Figure contents as structured data:
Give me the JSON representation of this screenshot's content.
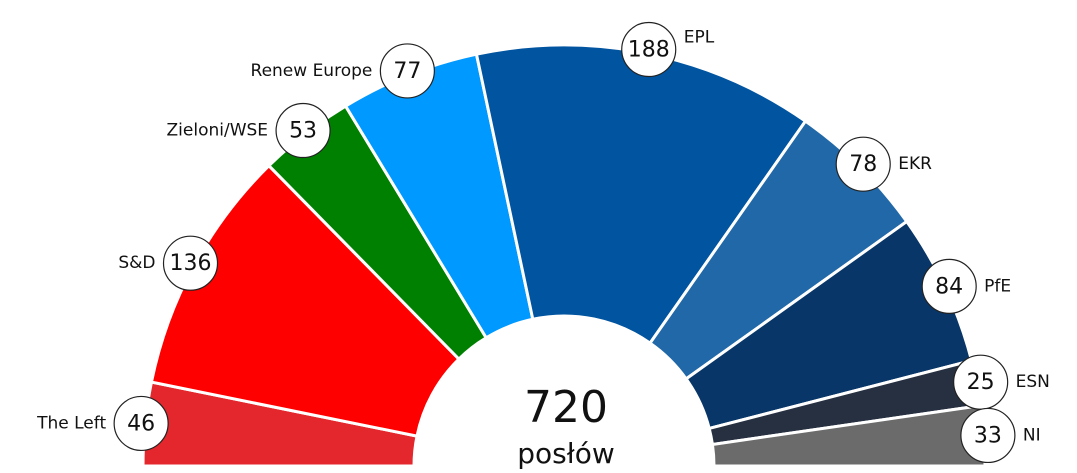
{
  "chart_data": {
    "type": "semicircle",
    "categories": [
      "The Left",
      "S&D",
      "Zieloni/WSE",
      "Renew Europe",
      "EPL",
      "EKR",
      "PfE",
      "ESN",
      "NI"
    ],
    "values": [
      46,
      136,
      53,
      77,
      188,
      78,
      84,
      25,
      33
    ],
    "colors": [
      "#e3272c",
      "#ff0000",
      "#008000",
      "#0099ff",
      "#0054a0",
      "#2168a8",
      "#083668",
      "#263040",
      "#6b6b6b"
    ],
    "total": 720,
    "total_label": "posłów"
  }
}
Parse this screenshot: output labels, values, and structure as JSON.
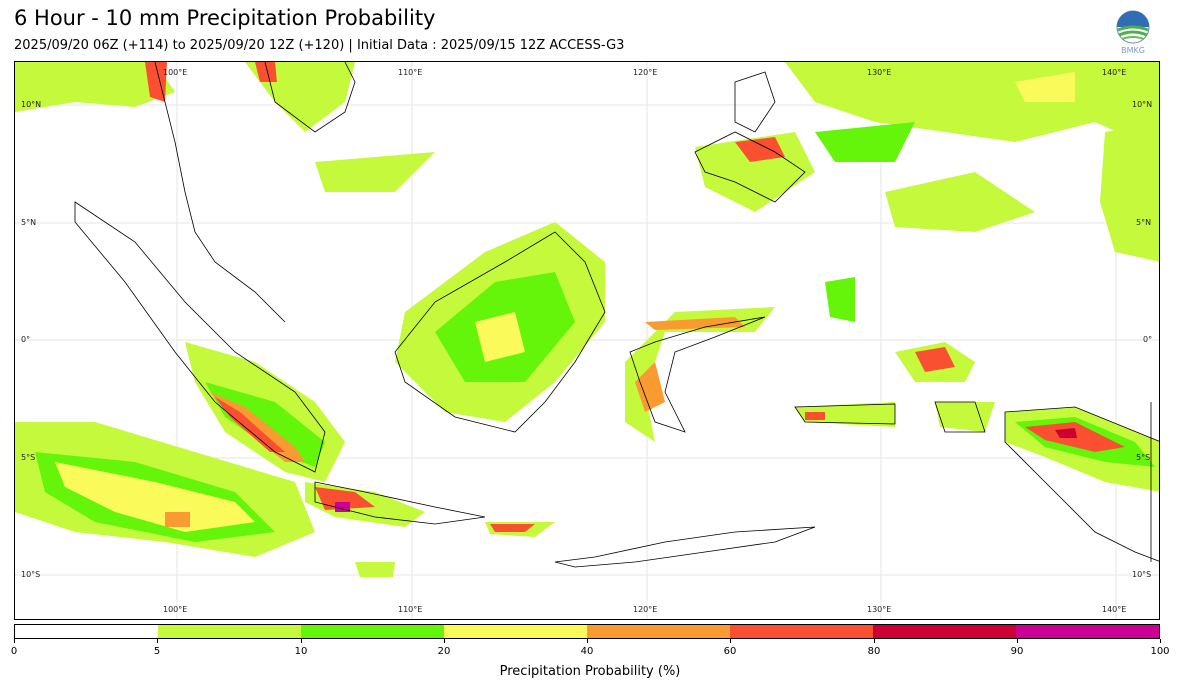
{
  "title": "6 Hour - 10 mm Precipitation Probability",
  "subtitle": "2025/09/20 06Z (+114) to 2025/09/20 12Z (+120) | Initial Data : 2025/09/15 12Z ACCESS-G3",
  "logo_text": "BMKG",
  "map": {
    "lon_labels": [
      "100°E",
      "110°E",
      "120°E",
      "130°E",
      "140°E"
    ],
    "lat_labels": [
      "10°N",
      "5°N",
      "0°",
      "5°S",
      "10°S"
    ]
  },
  "colorbar": {
    "ticks": [
      "0",
      "5",
      "10",
      "20",
      "40",
      "60",
      "80",
      "90",
      "100"
    ],
    "colors": [
      "#ffffff",
      "#c5fa3c",
      "#64f50a",
      "#fafa5a",
      "#fa9b32",
      "#fa5032",
      "#cd0032",
      "#cd0096"
    ],
    "label": "Precipitation Probability (%)"
  }
}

> _WRITTEN EXERCISE_: Copy each line in full and exactly, omitting any picture.

> _THE SOLUTION_:
Give me the JSON representation of this screenshot's content.
{
  "chart_data": {
    "type": "semicircle",
    "categories": [
      "The Left",
      "S&D",
      "Zieloni/WSE",
      "Renew Europe",
      "EPL",
      "EKR",
      "PfE",
      "ESN",
      "NI"
    ],
    "values": [
      46,
      136,
      53,
      77,
      188,
      78,
      84,
      25,
      33
    ],
    "colors": [
      "#e3272c",
      "#ff0000",
      "#008000",
      "#0099ff",
      "#0054a0",
      "#2168a8",
      "#083668",
      "#263040",
      "#6b6b6b"
    ],
    "total": 720,
    "total_label": "posłów"
  }
}
Parse this screenshot: output labels, values, and structure as JSON.
{
  "title": "6 Hour - 10 mm Precipitation Probability",
  "subtitle": "2025/09/20 06Z (+114) to 2025/09/20 12Z (+120) | Initial Data : 2025/09/15 12Z ACCESS-G3",
  "logo_text": "BMKG",
  "map": {
    "lon_labels": [
      "100°E",
      "110°E",
      "120°E",
      "130°E",
      "140°E"
    ],
    "lat_labels": [
      "10°N",
      "5°N",
      "0°",
      "5°S",
      "10°S"
    ]
  },
  "colorbar": {
    "ticks": [
      "0",
      "5",
      "10",
      "20",
      "40",
      "60",
      "80",
      "90",
      "100"
    ],
    "colors": [
      "#ffffff",
      "#c5fa3c",
      "#64f50a",
      "#fafa5a",
      "#fa9b32",
      "#fa5032",
      "#cd0032",
      "#cd0096"
    ],
    "label": "Precipitation Probability (%)"
  }
}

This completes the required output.